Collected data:
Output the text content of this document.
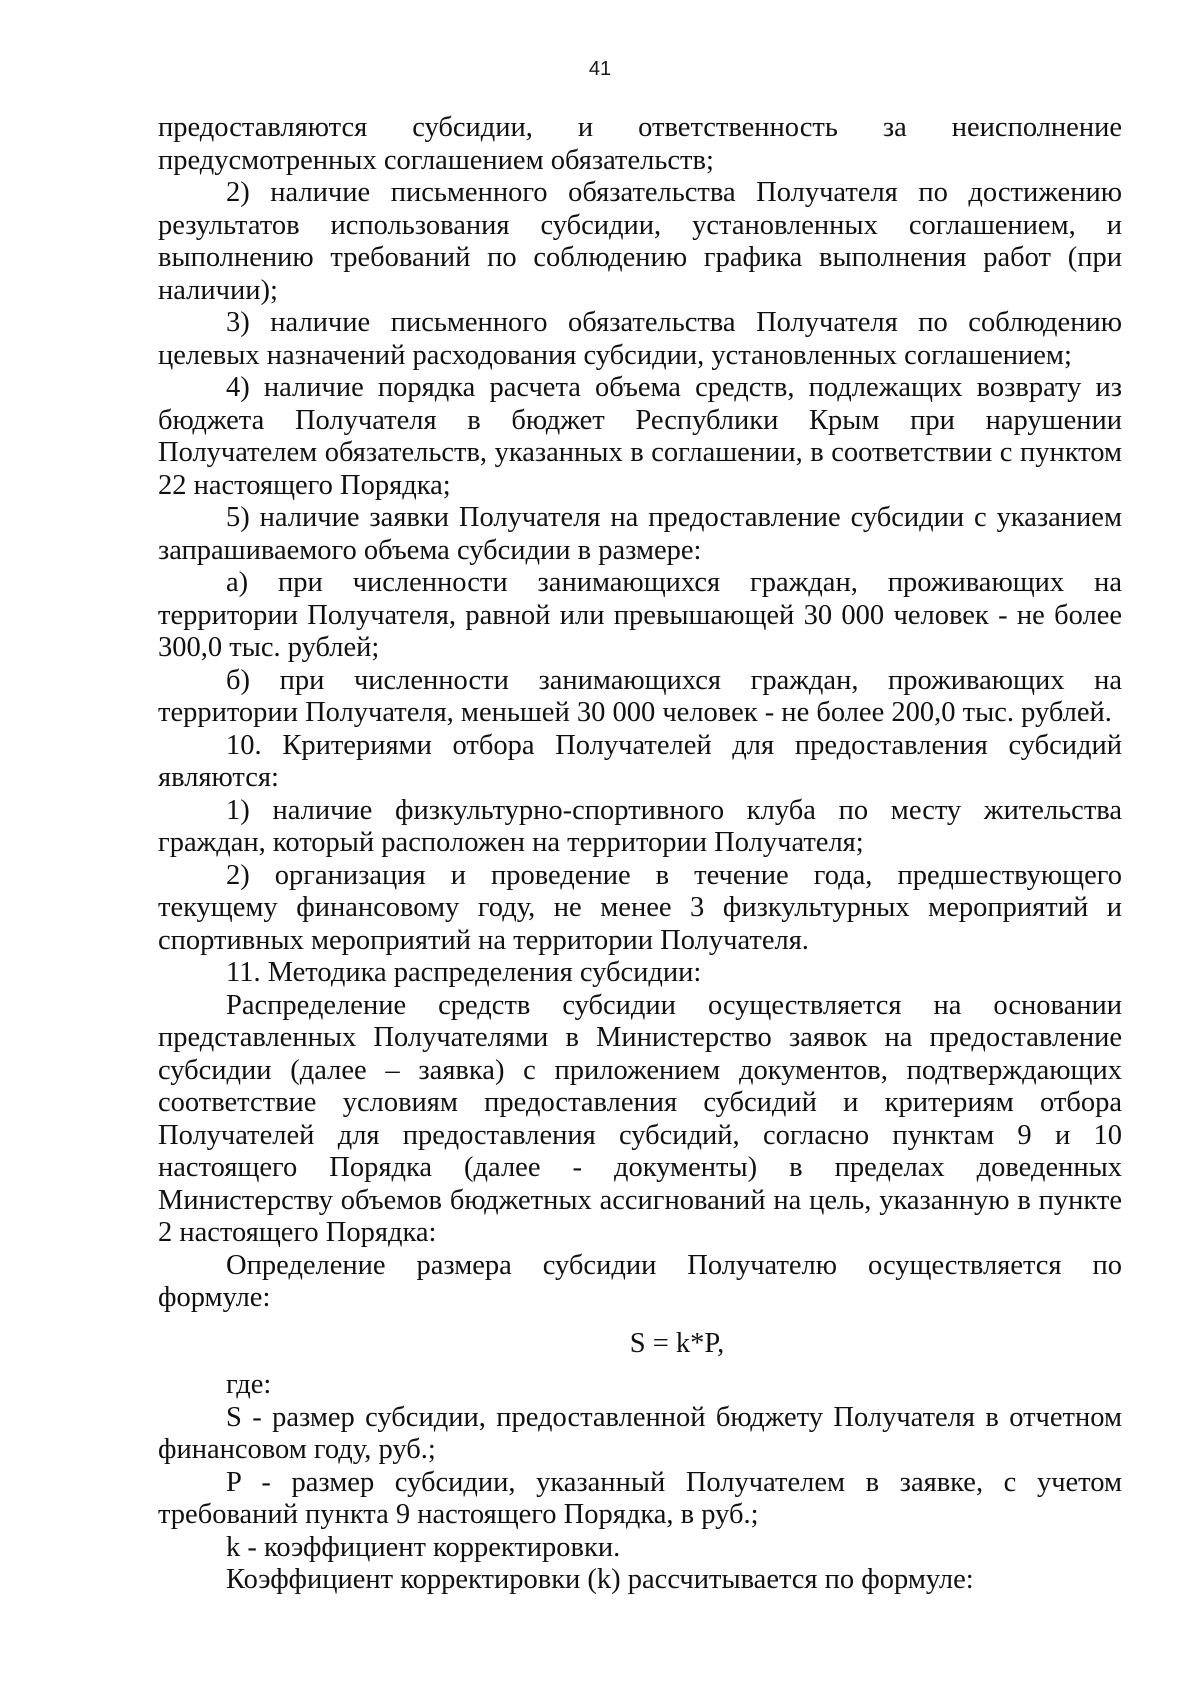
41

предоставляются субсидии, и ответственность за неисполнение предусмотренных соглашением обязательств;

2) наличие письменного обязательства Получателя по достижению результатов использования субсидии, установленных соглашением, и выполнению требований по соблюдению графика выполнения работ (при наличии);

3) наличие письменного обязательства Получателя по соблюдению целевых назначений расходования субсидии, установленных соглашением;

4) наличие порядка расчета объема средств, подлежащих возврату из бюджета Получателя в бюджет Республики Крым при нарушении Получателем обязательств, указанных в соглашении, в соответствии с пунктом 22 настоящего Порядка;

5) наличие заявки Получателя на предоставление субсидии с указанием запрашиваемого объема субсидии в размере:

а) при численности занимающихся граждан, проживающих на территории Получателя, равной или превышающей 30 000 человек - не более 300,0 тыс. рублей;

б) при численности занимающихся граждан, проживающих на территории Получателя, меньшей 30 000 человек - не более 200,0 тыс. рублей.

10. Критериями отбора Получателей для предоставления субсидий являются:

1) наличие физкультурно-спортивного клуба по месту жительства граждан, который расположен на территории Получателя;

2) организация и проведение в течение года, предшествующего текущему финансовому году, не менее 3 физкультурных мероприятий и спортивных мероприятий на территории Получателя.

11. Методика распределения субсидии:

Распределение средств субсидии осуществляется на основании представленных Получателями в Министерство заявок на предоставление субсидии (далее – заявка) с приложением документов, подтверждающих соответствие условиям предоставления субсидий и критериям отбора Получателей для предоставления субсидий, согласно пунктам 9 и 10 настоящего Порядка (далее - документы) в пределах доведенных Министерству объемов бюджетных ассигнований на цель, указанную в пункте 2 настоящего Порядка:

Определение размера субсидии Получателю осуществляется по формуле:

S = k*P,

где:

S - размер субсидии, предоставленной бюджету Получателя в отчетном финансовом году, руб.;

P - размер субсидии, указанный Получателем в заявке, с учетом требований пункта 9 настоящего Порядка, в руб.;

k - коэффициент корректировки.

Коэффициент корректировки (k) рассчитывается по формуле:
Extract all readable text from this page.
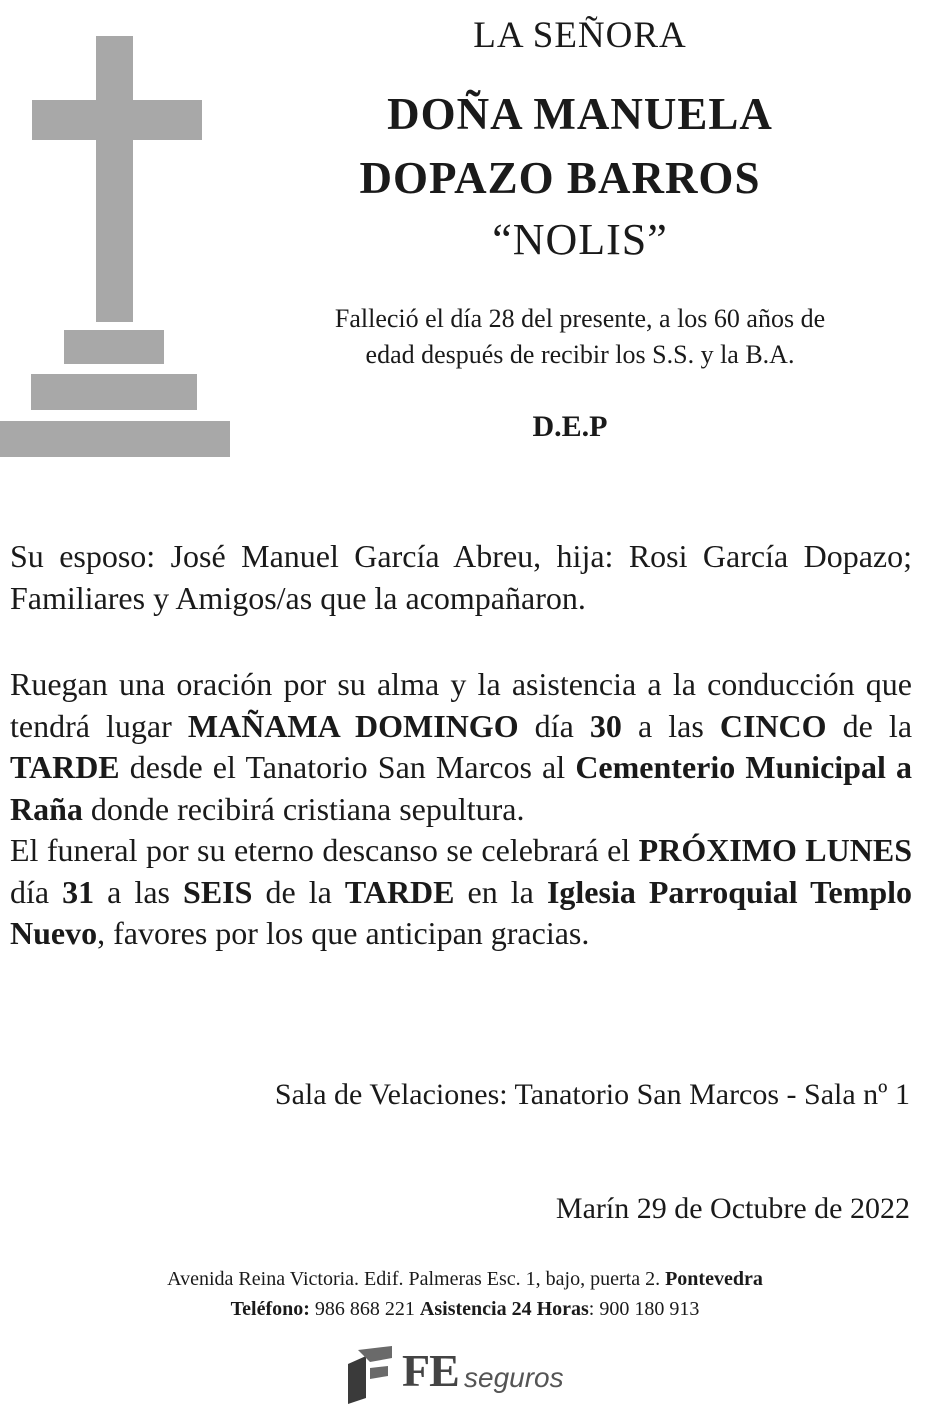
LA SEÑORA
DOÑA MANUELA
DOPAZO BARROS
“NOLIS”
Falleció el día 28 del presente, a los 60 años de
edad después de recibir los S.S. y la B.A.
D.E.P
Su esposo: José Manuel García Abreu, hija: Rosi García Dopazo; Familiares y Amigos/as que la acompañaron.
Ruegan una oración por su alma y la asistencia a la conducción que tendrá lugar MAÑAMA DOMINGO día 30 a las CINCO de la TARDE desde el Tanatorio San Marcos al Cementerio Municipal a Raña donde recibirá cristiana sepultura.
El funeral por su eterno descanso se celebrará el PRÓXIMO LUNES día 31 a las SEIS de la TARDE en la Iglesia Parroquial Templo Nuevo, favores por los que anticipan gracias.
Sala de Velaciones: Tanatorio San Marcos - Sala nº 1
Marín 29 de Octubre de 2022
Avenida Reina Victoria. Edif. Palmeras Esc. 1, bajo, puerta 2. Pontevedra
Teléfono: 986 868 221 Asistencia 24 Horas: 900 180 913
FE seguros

§ **EXERCISE REQUIREMENTS**
Report only the number of lines that hold the word "TARDE".

§ **EXERCISE RESULT**
2